--- Start Data in this exercise ---
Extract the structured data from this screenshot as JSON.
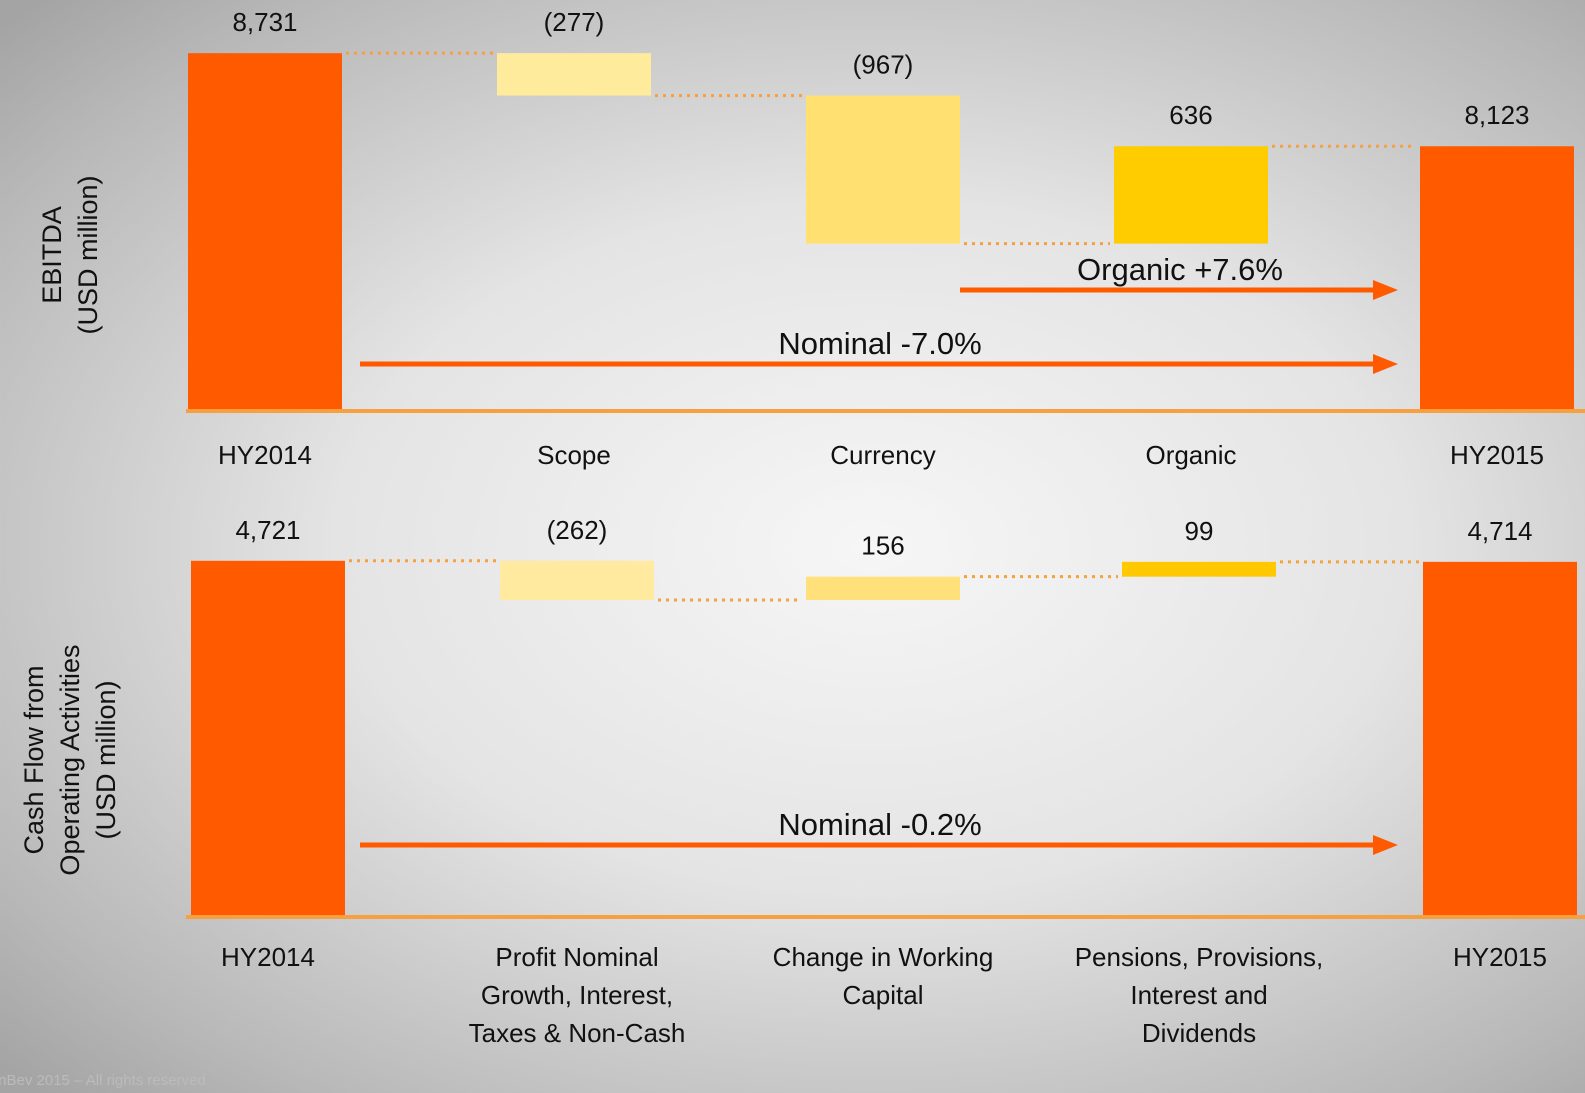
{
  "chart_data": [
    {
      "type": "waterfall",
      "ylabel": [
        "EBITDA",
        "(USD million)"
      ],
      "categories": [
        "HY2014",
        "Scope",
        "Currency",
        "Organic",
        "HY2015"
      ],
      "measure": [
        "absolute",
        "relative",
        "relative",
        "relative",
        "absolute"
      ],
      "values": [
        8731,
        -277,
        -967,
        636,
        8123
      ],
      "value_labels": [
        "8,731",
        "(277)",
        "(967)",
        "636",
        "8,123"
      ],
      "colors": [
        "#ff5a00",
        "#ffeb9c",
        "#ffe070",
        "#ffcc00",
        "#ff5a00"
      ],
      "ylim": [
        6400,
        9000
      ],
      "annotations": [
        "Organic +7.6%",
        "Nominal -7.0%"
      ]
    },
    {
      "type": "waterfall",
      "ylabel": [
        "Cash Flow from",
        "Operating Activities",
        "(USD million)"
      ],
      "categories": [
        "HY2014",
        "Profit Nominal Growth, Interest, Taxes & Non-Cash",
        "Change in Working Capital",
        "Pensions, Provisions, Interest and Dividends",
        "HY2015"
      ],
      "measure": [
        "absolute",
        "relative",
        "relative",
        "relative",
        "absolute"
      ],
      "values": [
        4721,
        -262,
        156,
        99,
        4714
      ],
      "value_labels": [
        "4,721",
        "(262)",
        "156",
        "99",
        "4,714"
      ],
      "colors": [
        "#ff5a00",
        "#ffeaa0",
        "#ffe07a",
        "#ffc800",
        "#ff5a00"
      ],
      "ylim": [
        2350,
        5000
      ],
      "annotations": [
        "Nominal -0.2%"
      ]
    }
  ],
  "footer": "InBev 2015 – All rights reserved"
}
--- End Data in this exercise ---
- The task: Your copy of the data should match it exactly, except that pictures are left out.

- Task answer:
Extract the structured data from this screenshot as JSON.
{
  "chart_data": [
    {
      "type": "waterfall",
      "ylabel": [
        "EBITDA",
        "(USD million)"
      ],
      "categories": [
        "HY2014",
        "Scope",
        "Currency",
        "Organic",
        "HY2015"
      ],
      "measure": [
        "absolute",
        "relative",
        "relative",
        "relative",
        "absolute"
      ],
      "values": [
        8731,
        -277,
        -967,
        636,
        8123
      ],
      "value_labels": [
        "8,731",
        "(277)",
        "(967)",
        "636",
        "8,123"
      ],
      "colors": [
        "#ff5a00",
        "#ffeb9c",
        "#ffe070",
        "#ffcc00",
        "#ff5a00"
      ],
      "ylim": [
        6400,
        9000
      ],
      "annotations": [
        "Organic +7.6%",
        "Nominal -7.0%"
      ]
    },
    {
      "type": "waterfall",
      "ylabel": [
        "Cash Flow from",
        "Operating Activities",
        "(USD million)"
      ],
      "categories": [
        "HY2014",
        "Profit Nominal Growth, Interest, Taxes & Non-Cash",
        "Change in Working Capital",
        "Pensions, Provisions, Interest and Dividends",
        "HY2015"
      ],
      "measure": [
        "absolute",
        "relative",
        "relative",
        "relative",
        "absolute"
      ],
      "values": [
        4721,
        -262,
        156,
        99,
        4714
      ],
      "value_labels": [
        "4,721",
        "(262)",
        "156",
        "99",
        "4,714"
      ],
      "colors": [
        "#ff5a00",
        "#ffeaa0",
        "#ffe07a",
        "#ffc800",
        "#ff5a00"
      ],
      "ylim": [
        2350,
        5000
      ],
      "annotations": [
        "Nominal -0.2%"
      ]
    }
  ],
  "footer": "InBev 2015 – All rights reserved"
}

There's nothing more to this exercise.